[Begin]

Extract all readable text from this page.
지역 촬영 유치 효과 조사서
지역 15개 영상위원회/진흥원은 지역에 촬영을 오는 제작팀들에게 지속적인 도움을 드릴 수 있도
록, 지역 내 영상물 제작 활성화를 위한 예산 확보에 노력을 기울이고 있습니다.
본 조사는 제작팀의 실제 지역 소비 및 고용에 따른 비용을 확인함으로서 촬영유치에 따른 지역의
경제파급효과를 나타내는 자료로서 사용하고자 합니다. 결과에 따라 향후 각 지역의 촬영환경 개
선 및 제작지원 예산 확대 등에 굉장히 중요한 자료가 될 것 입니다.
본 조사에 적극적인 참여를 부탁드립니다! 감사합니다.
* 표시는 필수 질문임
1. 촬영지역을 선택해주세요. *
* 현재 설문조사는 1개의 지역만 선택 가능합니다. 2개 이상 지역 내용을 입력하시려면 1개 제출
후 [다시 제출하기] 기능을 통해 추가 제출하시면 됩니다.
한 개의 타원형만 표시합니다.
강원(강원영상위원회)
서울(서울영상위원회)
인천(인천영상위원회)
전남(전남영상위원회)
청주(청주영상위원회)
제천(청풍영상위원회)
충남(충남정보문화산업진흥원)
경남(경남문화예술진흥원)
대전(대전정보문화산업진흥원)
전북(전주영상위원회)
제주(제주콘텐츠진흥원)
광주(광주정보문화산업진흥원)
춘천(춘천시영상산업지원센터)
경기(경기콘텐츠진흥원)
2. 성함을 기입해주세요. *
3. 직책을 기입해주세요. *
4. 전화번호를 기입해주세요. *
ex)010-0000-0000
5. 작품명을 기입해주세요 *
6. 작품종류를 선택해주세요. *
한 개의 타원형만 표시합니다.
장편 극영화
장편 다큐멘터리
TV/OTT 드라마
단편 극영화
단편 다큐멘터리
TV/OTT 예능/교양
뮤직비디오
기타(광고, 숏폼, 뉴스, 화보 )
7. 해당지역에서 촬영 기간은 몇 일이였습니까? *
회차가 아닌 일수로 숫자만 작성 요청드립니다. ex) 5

[End]
[Begin]

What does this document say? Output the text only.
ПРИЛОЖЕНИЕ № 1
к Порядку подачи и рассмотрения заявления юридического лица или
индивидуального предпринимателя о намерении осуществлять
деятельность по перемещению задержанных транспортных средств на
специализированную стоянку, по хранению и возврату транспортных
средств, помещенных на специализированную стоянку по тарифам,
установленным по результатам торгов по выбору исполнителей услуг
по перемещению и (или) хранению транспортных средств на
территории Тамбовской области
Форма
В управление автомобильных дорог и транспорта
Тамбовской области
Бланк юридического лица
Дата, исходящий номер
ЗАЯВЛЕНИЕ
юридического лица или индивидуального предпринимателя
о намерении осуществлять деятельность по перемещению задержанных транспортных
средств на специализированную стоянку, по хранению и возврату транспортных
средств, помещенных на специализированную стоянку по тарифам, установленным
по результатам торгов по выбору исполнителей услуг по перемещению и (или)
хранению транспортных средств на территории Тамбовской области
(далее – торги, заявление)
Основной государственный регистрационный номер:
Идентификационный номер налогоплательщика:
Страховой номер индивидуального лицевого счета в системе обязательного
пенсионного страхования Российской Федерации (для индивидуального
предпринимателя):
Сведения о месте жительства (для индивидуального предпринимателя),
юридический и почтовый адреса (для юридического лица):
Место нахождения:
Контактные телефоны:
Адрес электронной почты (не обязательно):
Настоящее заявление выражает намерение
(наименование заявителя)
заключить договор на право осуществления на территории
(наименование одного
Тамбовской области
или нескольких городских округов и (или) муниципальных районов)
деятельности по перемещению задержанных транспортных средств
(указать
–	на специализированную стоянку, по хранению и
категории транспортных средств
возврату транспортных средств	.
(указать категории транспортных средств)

[End]
[Begin]

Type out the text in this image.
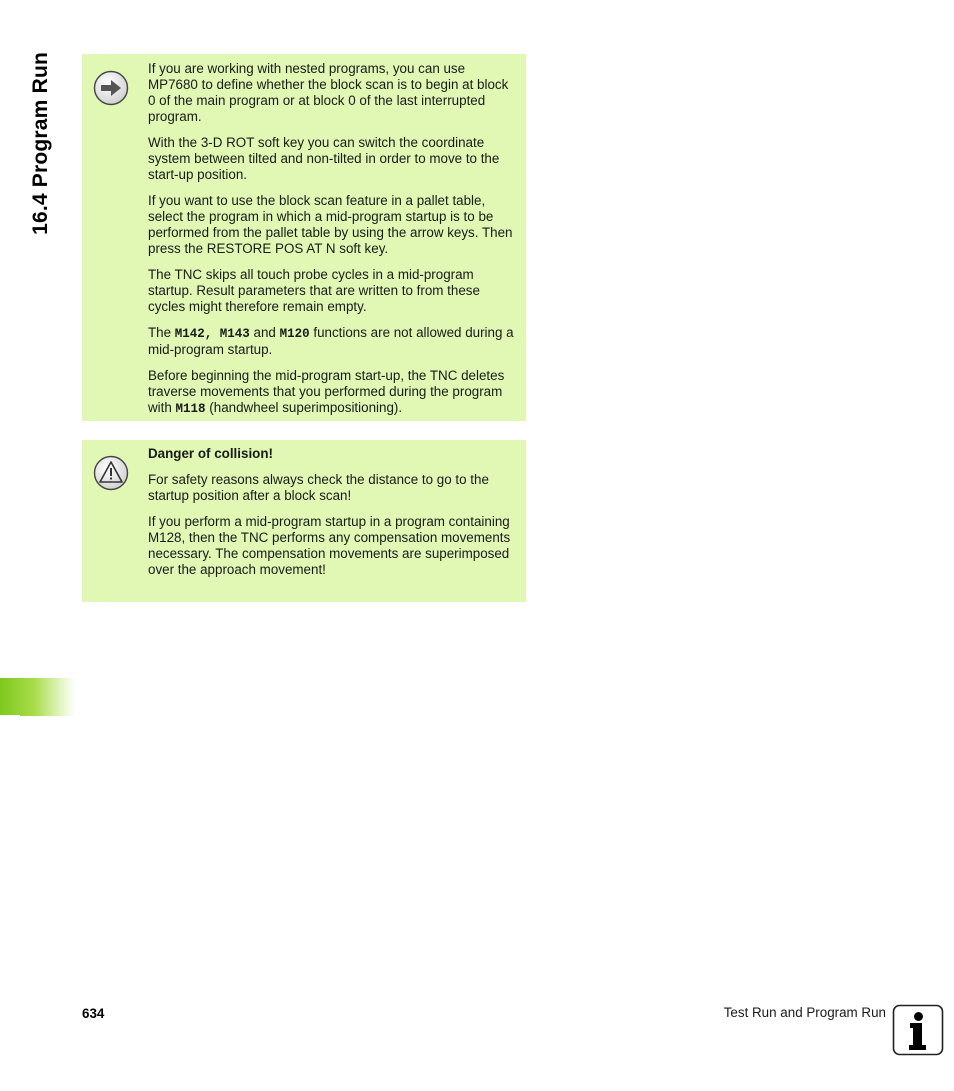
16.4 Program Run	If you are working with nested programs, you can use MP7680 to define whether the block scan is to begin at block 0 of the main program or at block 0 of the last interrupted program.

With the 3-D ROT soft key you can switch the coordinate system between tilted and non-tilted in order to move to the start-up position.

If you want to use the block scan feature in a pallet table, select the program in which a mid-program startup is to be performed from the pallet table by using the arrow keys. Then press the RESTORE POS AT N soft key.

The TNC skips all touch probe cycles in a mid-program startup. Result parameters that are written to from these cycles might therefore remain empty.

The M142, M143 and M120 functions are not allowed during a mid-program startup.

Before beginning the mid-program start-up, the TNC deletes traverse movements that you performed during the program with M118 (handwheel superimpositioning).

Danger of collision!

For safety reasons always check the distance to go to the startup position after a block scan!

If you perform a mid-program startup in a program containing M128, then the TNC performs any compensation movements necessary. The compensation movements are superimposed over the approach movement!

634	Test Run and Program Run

[End]

*Goal*. Show every line above in which the word "scan" occurs.

*The reply*.
16.4 Program Run	If you are working with nested programs, you can use MP7680 to define whether the block scan is to begin at block 0 of the main program or at block 0 of the last interrupted program.
If you want to use the block scan feature in a pallet table, select the program in which a mid-program startup is to be performed from the pallet table by using the arrow keys. Then press the RESTORE POS AT N soft key.
For safety reasons always check the distance to go to the startup position after a block scan!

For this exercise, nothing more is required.